*** Dataset extract

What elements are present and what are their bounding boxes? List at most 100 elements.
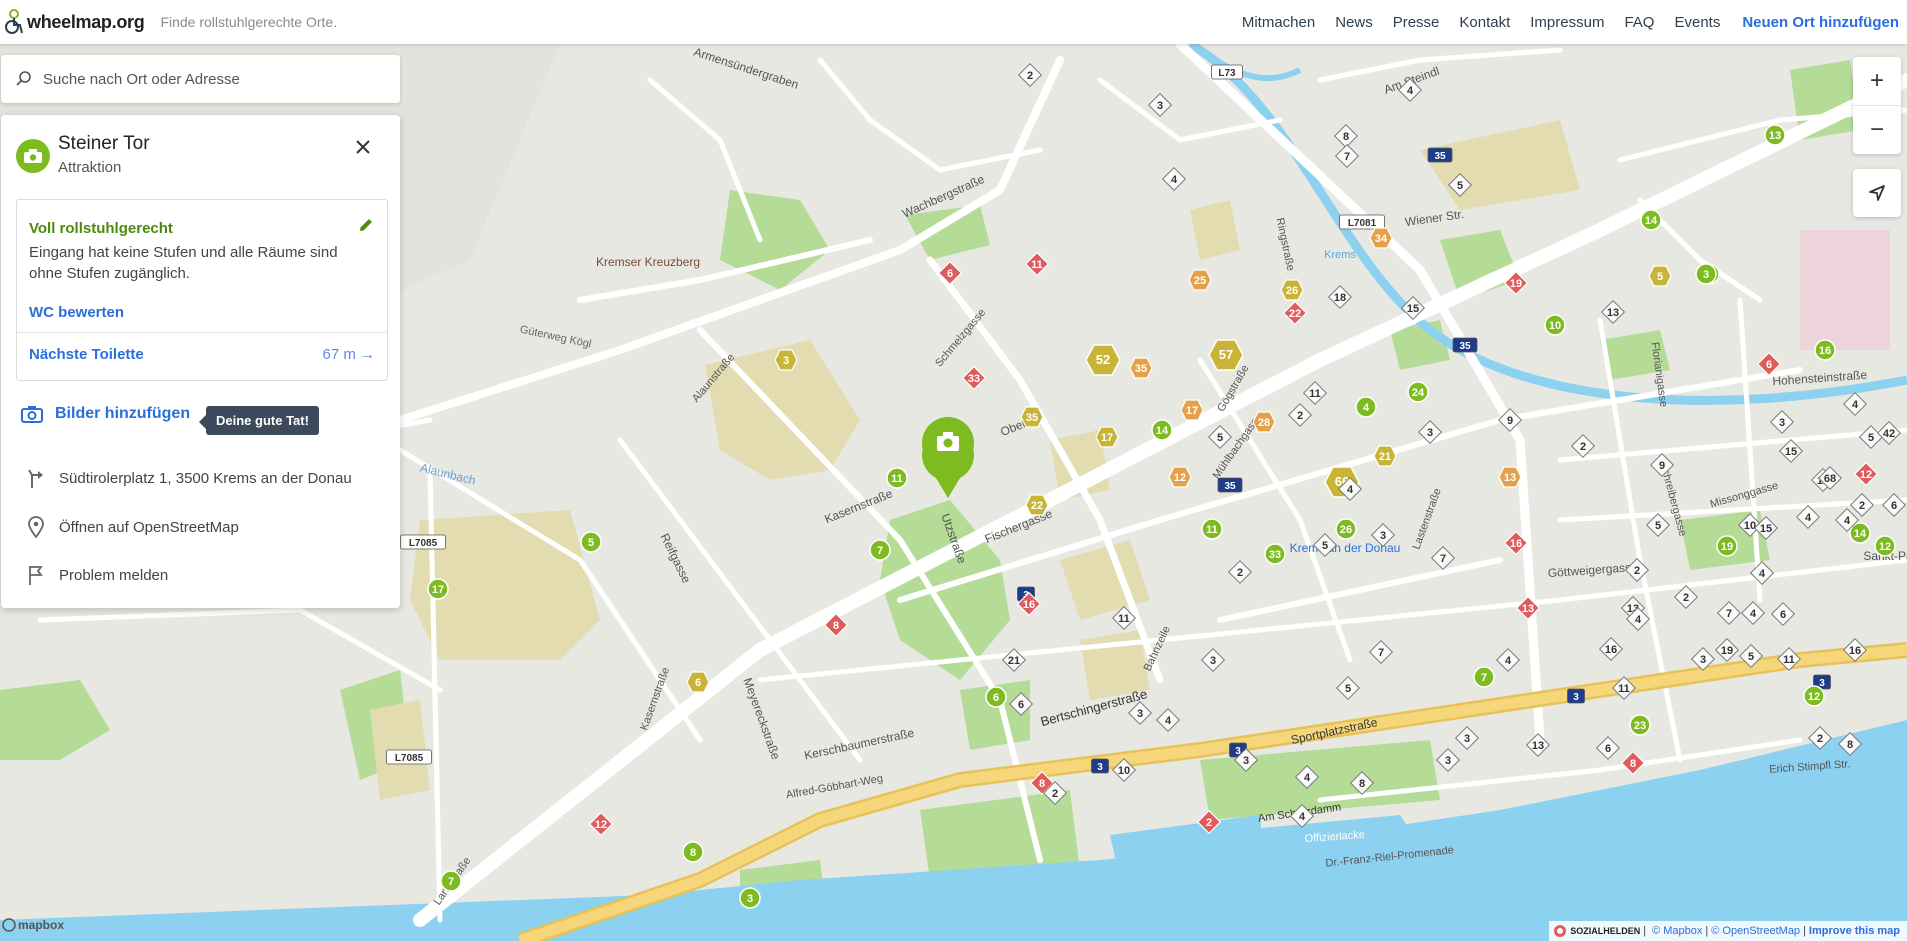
map-marker-green[interactable]: 7 xyxy=(1473,666,1495,688)
nearest-toilet-distance[interactable]: 67 m → xyxy=(322,346,375,363)
map-marker-green[interactable]: 23 xyxy=(1629,714,1651,736)
map-marker-count: 10 xyxy=(1549,320,1561,332)
map-marker-count: 11 xyxy=(1783,654,1795,666)
map-marker-count: 15 xyxy=(1785,446,1797,458)
nav-faq[interactable]: FAQ xyxy=(1624,14,1654,31)
map-marker-green[interactable]: 3 xyxy=(1695,263,1717,285)
map-marker-count: 25 xyxy=(1194,275,1206,287)
map-marker-green[interactable]: 10 xyxy=(1544,314,1566,336)
map-marker-count: 57 xyxy=(1219,347,1233,362)
map-marker-green[interactable]: 8 xyxy=(682,841,704,863)
mapbox-logo[interactable]: mapbox xyxy=(2,918,64,932)
nav-presse[interactable]: Presse xyxy=(1393,14,1440,31)
search-input[interactable] xyxy=(41,69,385,89)
map-marker-count: 6 xyxy=(993,692,999,704)
osm-attribution-link[interactable]: © OpenStreetMap xyxy=(1711,925,1800,937)
rate-wc-link[interactable]: WC bewerten xyxy=(29,304,124,321)
map-marker-green[interactable]: 11 xyxy=(886,467,908,489)
map-marker-green[interactable]: 7 xyxy=(440,870,462,892)
map-marker-count: 3 xyxy=(747,893,753,905)
map-marker-yellow[interactable]: 17 xyxy=(1095,426,1119,448)
map-marker-green[interactable]: 13 xyxy=(1764,124,1786,146)
map-marker-green[interactable]: 33 xyxy=(1264,543,1286,565)
map-marker-count: 23 xyxy=(1634,720,1646,732)
map-marker-green[interactable]: 12 xyxy=(1874,535,1896,557)
improve-map-link[interactable]: Improve this map xyxy=(1809,925,1900,937)
map-marker-yellow[interactable]: 21 xyxy=(1373,445,1397,467)
map-marker-green[interactable]: 19 xyxy=(1716,535,1738,557)
nearest-toilet-link[interactable]: Nächste Toilette xyxy=(29,346,144,363)
camera-icon xyxy=(24,149,42,163)
map-marker-yellow[interactable]: 5 xyxy=(1648,265,1672,287)
nav-impressum[interactable]: Impressum xyxy=(1530,14,1604,31)
map-marker-count: 12 xyxy=(1808,691,1820,703)
map-marker-orange[interactable]: 13 xyxy=(1498,466,1522,488)
map-marker-green[interactable]: 7 xyxy=(869,539,891,561)
map-marker-count: 19 xyxy=(1721,541,1733,553)
map-marker-count: 3 xyxy=(1779,417,1785,429)
nav-kontakt[interactable]: Kontakt xyxy=(1459,14,1510,31)
map-marker-yellow[interactable]: 22 xyxy=(1025,494,1049,516)
pencil-icon[interactable] xyxy=(357,216,375,234)
mapbox-attribution-link[interactable]: © Mapbox xyxy=(1652,925,1702,937)
map-marker-count: 4 xyxy=(1165,715,1172,727)
map-place-label: Krems xyxy=(1324,249,1356,261)
map-marker-yellow[interactable]: 26 xyxy=(1280,279,1304,301)
place-category: Attraktion xyxy=(58,159,122,176)
map-marker-orange[interactable]: 34 xyxy=(1369,227,1393,249)
map-marker-count: 7 xyxy=(1378,647,1384,659)
map-marker-count: 4 xyxy=(1299,811,1306,823)
close-icon[interactable] xyxy=(351,135,375,159)
map-marker-count: 3 xyxy=(1380,530,1386,542)
map-marker-orange[interactable]: 17 xyxy=(1180,399,1204,421)
road-shield-label: L73 xyxy=(1218,68,1236,79)
map-marker-green[interactable]: 16 xyxy=(1814,339,1836,361)
map-marker-count: 14 xyxy=(1645,215,1658,227)
map-marker-green[interactable]: 3 xyxy=(739,887,761,909)
map-marker-orange[interactable]: 25 xyxy=(1188,269,1212,291)
map-marker-green[interactable]: 12 xyxy=(1803,685,1825,707)
zoom-in-button[interactable]: + xyxy=(1853,57,1901,105)
map-marker-green[interactable]: 14 xyxy=(1151,419,1173,441)
map-marker-count: 5 xyxy=(588,537,594,549)
report-row[interactable]: Problem melden xyxy=(26,564,168,586)
map-marker-count: 4 xyxy=(1505,655,1512,667)
sozialhelden-brand[interactable]: SOZIALHELDEN xyxy=(1553,924,1640,938)
osm-row[interactable]: Öffnen auf OpenStreetMap xyxy=(26,516,239,538)
map-marker-count: 6 xyxy=(1766,359,1772,371)
map-marker-green[interactable]: 11 xyxy=(1201,518,1223,540)
locate-me-button[interactable] xyxy=(1853,169,1901,217)
osm-link[interactable]: Öffnen auf OpenStreetMap xyxy=(59,519,239,536)
tooltip-text: Deine gute Tat! xyxy=(199,406,319,435)
zoom-out-button[interactable]: − xyxy=(1853,106,1901,154)
map-marker-green[interactable]: 4 xyxy=(1355,396,1377,418)
map-marker-green[interactable]: 24 xyxy=(1407,381,1429,403)
map-marker-yellow-hex[interactable]: 52 xyxy=(1085,344,1121,376)
map-marker-green[interactable]: 14 xyxy=(1640,209,1662,231)
map-marker-orange[interactable]: 28 xyxy=(1252,411,1276,433)
map-marker-green[interactable]: 5 xyxy=(580,531,602,553)
camera-icon xyxy=(21,406,43,423)
map-marker-green[interactable]: 26 xyxy=(1335,518,1357,540)
map-marker-yellow-hex[interactable]: 57 xyxy=(1208,339,1244,371)
add-place-link[interactable]: Neuen Ort hinzufügen xyxy=(1742,14,1899,31)
nav-news[interactable]: News xyxy=(1335,14,1373,31)
map-marker-green[interactable]: 6 xyxy=(985,686,1007,708)
map-marker-yellow[interactable]: 6 xyxy=(686,671,710,693)
map-marker-green[interactable]: 17 xyxy=(427,578,449,600)
map-marker-count: 16 xyxy=(1605,644,1617,656)
accessibility-description: Eingang hat keine Stufen und alle Räume … xyxy=(29,244,338,282)
map-marker-orange[interactable]: 35 xyxy=(1129,357,1153,379)
report-link[interactable]: Problem melden xyxy=(59,567,168,584)
wheelmap-logo[interactable]: wheelmap.org xyxy=(4,9,145,35)
map-marker-yellow[interactable]: 35 xyxy=(1020,406,1044,428)
add-photos-button[interactable]: Bilder hinzufügen xyxy=(21,405,190,423)
map-marker-orange[interactable]: 12 xyxy=(1168,466,1192,488)
nav-events[interactable]: Events xyxy=(1674,14,1720,31)
map-marker-yellow[interactable]: 3 xyxy=(774,349,798,371)
nav-mitmachen[interactable]: Mitmachen xyxy=(1242,14,1315,31)
attrib-separator: | xyxy=(1705,925,1709,937)
map-marker-count: 6 xyxy=(1018,699,1024,711)
place-name: Steiner Tor xyxy=(58,133,150,154)
map-marker-count: 21 xyxy=(1379,451,1391,463)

******

Task brief: Recast the lines in the rows above, from the line containing "map-marker-green[interactable]: 7 xyxy=(1473,666,1495,688)" up to and including the line containing "map-marker-count: 11 xyxy=(1783,654,1795,666)", as a JSON list of strings, one string per line and with blank lines omitted.

Final result:
[
  "map-marker-green[interactable]: 7 xyxy=(1473,666,1495,688)",
  "nearest-toilet-distance[interactable]: 67 m → xyxy=(322,346,375,363)",
  "map-marker-green[interactable]: 23 xyxy=(1629,714,1651,736)",
  "map-marker-count: 10 xyxy=(1549,320,1561,332)",
  "map-marker-count: 11 xyxy=(1783,654,1795,666)"
]